_Task instructions_: Reply with the count of lines holding "values", nothing more.

_Exercise input_:
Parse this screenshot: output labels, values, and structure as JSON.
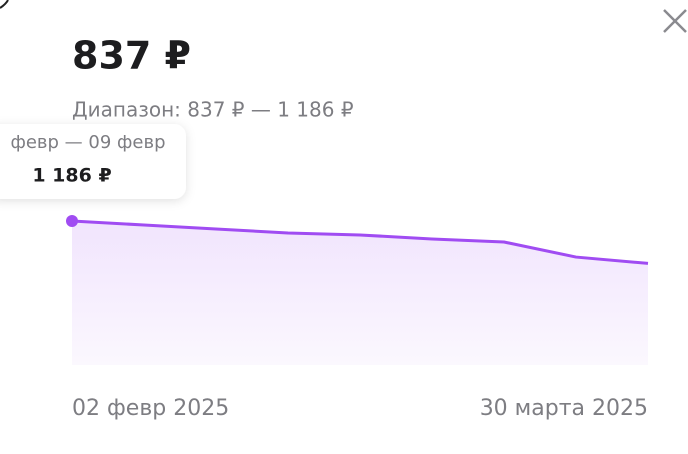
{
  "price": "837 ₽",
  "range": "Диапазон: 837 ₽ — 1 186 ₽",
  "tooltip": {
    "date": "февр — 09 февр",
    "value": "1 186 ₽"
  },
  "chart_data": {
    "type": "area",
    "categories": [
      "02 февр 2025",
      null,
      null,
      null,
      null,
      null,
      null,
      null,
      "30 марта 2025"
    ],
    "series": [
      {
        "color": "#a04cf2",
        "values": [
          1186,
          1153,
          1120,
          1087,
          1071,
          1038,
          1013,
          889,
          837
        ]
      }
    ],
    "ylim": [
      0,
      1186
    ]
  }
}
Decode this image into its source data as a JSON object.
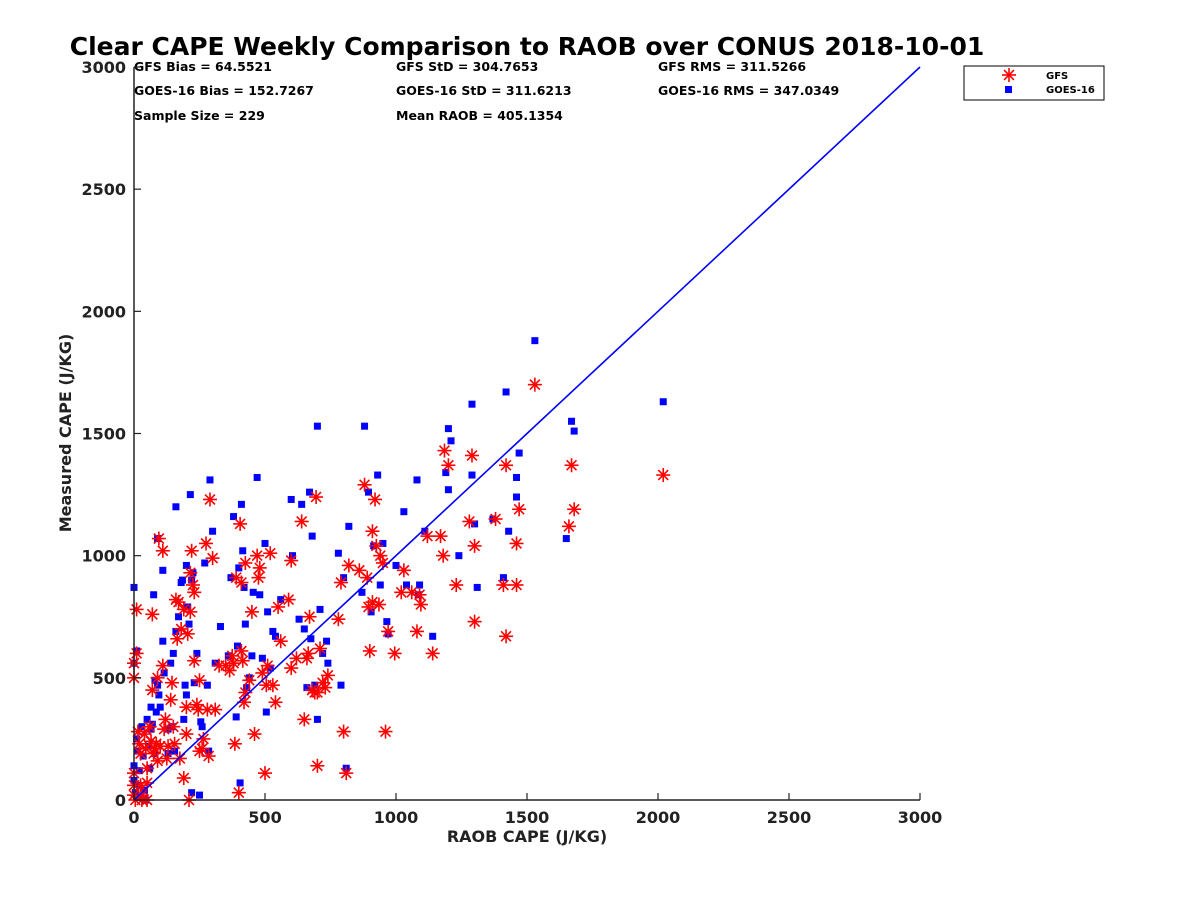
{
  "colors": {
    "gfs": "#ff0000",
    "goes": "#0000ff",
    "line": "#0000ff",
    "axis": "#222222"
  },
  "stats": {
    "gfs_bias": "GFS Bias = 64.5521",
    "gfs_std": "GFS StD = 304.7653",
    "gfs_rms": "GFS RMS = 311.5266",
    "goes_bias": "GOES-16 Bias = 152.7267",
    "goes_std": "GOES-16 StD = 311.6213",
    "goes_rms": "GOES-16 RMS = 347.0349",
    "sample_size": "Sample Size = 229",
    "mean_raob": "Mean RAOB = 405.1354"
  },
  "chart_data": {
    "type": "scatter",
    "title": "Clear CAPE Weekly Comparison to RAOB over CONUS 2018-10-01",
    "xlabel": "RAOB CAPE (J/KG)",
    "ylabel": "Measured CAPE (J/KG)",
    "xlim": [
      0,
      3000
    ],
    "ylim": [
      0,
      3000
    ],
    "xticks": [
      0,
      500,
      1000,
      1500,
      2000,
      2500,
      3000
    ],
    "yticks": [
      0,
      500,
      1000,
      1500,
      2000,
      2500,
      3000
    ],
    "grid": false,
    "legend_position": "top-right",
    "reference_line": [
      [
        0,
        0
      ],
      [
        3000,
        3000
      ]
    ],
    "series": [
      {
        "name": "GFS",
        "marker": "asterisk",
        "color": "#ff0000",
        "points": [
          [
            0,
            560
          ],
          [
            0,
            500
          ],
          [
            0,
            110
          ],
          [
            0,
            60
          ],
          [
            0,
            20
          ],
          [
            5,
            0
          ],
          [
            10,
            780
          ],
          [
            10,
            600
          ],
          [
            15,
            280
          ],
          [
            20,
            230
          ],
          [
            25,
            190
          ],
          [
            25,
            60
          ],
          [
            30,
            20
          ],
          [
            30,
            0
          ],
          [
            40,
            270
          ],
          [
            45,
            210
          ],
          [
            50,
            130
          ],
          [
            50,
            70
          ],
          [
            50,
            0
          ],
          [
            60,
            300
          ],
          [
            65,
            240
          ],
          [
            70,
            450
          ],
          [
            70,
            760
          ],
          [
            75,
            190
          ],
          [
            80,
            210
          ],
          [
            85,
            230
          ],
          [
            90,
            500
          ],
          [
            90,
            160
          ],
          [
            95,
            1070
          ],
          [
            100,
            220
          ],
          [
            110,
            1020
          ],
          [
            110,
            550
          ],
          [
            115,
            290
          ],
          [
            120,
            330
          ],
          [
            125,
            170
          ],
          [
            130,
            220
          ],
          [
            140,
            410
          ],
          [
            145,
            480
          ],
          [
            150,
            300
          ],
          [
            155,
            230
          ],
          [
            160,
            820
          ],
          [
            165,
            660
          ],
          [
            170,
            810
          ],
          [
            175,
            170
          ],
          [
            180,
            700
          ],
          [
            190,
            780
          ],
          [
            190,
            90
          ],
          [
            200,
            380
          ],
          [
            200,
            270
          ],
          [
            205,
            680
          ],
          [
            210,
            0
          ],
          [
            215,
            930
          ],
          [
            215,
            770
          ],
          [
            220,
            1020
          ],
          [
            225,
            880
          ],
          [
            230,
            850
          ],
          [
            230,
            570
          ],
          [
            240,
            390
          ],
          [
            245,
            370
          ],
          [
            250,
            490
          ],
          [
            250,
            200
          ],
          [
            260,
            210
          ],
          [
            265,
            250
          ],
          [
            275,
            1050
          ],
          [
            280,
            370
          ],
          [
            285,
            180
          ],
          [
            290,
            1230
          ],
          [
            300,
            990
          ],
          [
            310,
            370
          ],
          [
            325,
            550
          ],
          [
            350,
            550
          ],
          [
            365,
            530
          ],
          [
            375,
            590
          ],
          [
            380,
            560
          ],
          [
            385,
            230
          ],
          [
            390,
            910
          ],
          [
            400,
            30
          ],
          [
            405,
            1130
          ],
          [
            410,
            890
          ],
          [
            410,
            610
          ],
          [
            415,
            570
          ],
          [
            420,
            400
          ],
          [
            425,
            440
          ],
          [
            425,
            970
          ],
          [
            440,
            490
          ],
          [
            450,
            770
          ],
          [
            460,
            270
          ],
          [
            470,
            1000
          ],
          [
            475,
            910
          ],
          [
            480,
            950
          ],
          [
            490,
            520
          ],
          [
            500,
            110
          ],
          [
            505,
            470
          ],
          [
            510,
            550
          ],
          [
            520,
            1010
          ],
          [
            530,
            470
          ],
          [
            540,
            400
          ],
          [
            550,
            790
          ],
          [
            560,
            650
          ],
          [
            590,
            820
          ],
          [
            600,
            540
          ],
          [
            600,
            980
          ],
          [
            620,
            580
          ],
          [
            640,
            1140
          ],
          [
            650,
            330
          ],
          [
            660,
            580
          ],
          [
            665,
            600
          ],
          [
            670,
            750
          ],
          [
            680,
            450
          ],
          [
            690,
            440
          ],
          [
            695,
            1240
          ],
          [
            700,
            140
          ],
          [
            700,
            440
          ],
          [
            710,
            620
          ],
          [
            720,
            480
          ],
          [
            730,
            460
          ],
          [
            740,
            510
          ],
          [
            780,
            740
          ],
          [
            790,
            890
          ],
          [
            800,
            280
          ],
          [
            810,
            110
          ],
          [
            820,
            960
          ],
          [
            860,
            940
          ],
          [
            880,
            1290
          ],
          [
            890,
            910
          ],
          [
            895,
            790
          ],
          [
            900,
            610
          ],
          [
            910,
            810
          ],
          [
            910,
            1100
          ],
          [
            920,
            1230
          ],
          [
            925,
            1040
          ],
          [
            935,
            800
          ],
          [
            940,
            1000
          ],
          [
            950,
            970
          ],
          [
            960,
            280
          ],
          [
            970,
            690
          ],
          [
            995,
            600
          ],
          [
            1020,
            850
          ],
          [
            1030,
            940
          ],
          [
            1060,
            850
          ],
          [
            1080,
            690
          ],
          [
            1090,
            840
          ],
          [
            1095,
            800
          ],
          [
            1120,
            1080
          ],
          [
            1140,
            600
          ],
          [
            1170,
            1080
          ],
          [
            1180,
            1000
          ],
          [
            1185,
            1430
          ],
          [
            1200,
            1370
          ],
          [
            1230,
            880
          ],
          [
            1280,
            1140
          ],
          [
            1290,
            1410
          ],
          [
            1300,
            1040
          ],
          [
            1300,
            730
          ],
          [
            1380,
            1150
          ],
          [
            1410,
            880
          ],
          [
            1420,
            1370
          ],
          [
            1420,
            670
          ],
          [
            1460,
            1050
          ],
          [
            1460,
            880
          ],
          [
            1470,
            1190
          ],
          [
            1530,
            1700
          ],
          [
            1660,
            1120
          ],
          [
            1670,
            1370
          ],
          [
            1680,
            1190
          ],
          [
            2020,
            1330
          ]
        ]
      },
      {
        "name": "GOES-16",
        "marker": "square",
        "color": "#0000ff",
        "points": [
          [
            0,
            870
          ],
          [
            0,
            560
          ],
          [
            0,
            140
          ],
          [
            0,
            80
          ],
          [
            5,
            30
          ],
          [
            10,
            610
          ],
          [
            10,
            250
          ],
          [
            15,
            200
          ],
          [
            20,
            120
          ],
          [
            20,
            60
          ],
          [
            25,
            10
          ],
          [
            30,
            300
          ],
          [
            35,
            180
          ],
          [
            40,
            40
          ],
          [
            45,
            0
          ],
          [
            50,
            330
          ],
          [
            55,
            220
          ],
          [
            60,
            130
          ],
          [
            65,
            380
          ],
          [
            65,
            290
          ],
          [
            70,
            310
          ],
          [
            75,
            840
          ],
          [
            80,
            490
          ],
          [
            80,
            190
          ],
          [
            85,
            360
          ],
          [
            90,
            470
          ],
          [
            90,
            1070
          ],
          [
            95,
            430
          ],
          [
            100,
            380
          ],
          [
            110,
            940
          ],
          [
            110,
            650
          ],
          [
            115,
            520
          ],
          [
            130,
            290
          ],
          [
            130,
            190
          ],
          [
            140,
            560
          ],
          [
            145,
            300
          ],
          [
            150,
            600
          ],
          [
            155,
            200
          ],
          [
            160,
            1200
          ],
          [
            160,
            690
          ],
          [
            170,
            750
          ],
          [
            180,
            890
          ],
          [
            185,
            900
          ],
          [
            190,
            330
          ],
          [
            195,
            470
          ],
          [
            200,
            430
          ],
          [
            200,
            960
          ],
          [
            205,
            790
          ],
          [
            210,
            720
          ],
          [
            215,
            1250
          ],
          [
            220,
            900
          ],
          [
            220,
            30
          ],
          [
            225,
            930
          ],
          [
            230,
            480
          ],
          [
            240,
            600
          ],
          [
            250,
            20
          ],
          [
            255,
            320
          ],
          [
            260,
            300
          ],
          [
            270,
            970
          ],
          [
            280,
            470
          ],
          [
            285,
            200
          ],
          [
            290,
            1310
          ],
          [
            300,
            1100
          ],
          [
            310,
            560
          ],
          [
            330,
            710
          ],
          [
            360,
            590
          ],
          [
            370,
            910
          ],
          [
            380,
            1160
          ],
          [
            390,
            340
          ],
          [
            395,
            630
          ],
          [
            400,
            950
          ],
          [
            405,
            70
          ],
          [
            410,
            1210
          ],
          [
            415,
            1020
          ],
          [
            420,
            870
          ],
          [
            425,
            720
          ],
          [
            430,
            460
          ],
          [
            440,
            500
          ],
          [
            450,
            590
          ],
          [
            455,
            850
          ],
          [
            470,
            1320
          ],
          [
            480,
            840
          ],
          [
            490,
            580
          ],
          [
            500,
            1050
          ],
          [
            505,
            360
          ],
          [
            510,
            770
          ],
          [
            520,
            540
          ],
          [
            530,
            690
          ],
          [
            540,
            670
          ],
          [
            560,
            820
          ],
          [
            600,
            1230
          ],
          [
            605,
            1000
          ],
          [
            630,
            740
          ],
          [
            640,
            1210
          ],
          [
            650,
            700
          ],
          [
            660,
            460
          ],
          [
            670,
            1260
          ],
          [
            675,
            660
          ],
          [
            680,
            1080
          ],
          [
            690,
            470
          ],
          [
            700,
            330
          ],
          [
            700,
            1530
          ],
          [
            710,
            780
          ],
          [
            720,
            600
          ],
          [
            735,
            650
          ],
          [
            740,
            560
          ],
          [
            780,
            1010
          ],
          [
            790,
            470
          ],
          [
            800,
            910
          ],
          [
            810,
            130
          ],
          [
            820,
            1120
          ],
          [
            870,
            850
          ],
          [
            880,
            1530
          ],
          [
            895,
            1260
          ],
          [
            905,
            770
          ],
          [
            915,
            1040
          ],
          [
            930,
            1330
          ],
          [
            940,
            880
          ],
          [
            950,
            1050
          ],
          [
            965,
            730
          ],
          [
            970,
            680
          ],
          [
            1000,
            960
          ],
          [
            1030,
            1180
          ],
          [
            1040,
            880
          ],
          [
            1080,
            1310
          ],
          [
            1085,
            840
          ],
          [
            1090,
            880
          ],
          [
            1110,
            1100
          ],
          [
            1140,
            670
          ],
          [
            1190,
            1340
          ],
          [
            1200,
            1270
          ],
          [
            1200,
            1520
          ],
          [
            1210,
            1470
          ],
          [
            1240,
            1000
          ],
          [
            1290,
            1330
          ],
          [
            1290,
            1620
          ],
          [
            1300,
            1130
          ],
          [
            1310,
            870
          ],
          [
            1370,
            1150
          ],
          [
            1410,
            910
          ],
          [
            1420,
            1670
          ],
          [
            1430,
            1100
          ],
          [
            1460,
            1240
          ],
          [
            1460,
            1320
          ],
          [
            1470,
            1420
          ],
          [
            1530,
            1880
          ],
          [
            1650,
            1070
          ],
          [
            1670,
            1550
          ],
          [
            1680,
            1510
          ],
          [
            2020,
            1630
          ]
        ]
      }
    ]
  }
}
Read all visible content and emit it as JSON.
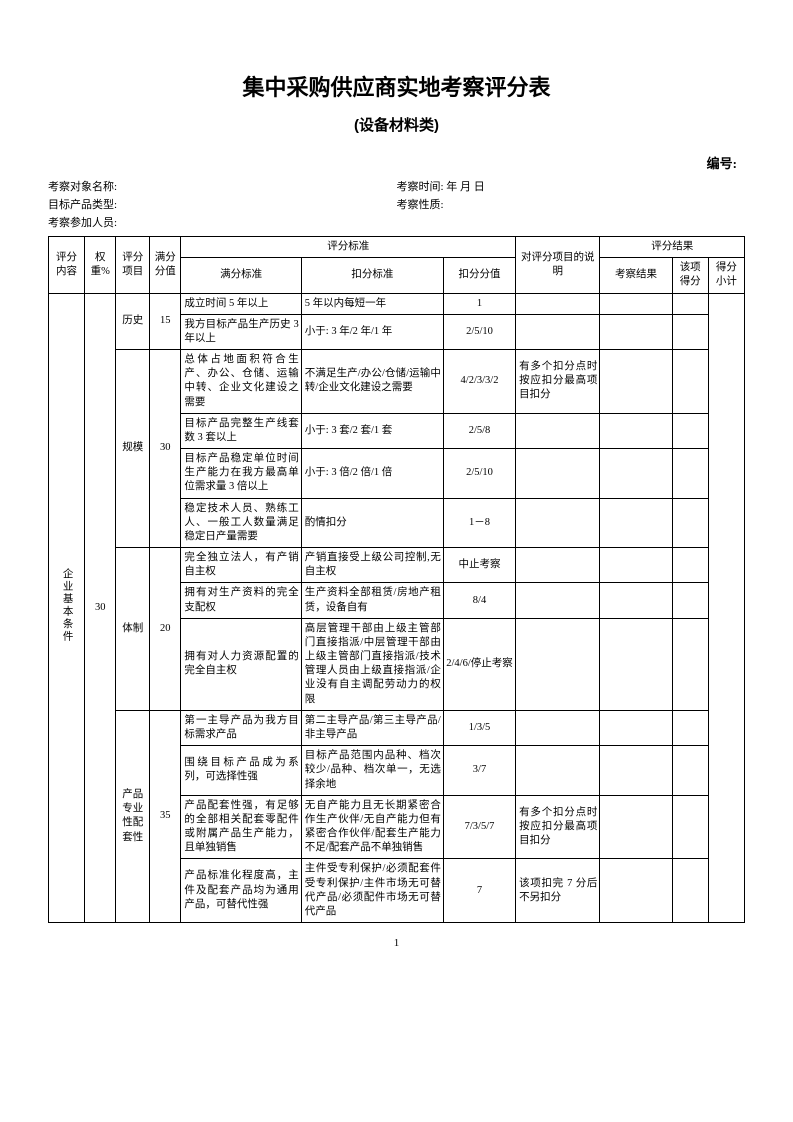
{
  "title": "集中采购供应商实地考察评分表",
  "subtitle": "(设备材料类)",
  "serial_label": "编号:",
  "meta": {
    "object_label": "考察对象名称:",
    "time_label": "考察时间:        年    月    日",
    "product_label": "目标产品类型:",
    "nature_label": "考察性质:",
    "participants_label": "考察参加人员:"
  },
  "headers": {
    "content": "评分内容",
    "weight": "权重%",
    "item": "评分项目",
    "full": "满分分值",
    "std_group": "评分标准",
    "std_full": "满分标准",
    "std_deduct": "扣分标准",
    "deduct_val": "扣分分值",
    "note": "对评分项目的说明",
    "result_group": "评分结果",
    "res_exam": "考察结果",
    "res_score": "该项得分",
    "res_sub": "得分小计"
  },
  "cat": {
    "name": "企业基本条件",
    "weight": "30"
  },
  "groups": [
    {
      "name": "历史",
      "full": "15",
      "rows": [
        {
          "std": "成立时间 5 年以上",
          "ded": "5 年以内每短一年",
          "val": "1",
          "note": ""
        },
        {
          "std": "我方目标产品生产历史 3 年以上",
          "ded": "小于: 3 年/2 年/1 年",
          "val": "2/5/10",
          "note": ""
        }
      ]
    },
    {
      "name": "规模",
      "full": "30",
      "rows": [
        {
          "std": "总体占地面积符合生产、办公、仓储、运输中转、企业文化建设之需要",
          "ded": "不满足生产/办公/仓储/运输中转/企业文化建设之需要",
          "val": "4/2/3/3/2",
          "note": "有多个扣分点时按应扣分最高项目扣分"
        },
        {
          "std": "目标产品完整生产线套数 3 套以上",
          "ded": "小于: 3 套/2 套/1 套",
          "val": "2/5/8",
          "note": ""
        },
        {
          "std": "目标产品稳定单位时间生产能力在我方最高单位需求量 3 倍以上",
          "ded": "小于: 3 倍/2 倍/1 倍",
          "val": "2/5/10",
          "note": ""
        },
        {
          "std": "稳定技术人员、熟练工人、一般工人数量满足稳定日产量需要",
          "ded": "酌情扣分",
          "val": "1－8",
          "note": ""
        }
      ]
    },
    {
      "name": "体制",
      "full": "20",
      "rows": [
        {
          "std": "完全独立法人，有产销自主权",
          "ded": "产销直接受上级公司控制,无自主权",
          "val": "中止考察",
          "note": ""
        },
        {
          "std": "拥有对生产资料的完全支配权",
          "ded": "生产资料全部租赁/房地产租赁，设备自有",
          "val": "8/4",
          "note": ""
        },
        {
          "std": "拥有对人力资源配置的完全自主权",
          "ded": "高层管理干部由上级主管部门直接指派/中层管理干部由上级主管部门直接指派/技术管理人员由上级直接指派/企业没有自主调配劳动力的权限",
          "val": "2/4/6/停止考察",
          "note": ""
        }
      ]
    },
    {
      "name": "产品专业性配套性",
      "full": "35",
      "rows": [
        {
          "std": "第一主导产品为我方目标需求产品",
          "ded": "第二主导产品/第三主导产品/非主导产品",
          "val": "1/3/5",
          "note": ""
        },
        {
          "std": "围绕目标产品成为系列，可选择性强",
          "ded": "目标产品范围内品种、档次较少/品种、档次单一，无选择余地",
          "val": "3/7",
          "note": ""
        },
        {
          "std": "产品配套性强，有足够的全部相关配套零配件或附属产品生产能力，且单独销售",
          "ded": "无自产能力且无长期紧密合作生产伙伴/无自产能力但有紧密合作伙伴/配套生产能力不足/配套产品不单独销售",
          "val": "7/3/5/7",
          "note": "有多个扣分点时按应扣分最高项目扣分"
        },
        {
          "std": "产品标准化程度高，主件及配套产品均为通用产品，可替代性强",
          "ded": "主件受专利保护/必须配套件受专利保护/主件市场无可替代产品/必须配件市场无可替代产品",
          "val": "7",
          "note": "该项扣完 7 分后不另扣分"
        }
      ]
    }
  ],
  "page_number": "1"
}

_Answer in full_: 2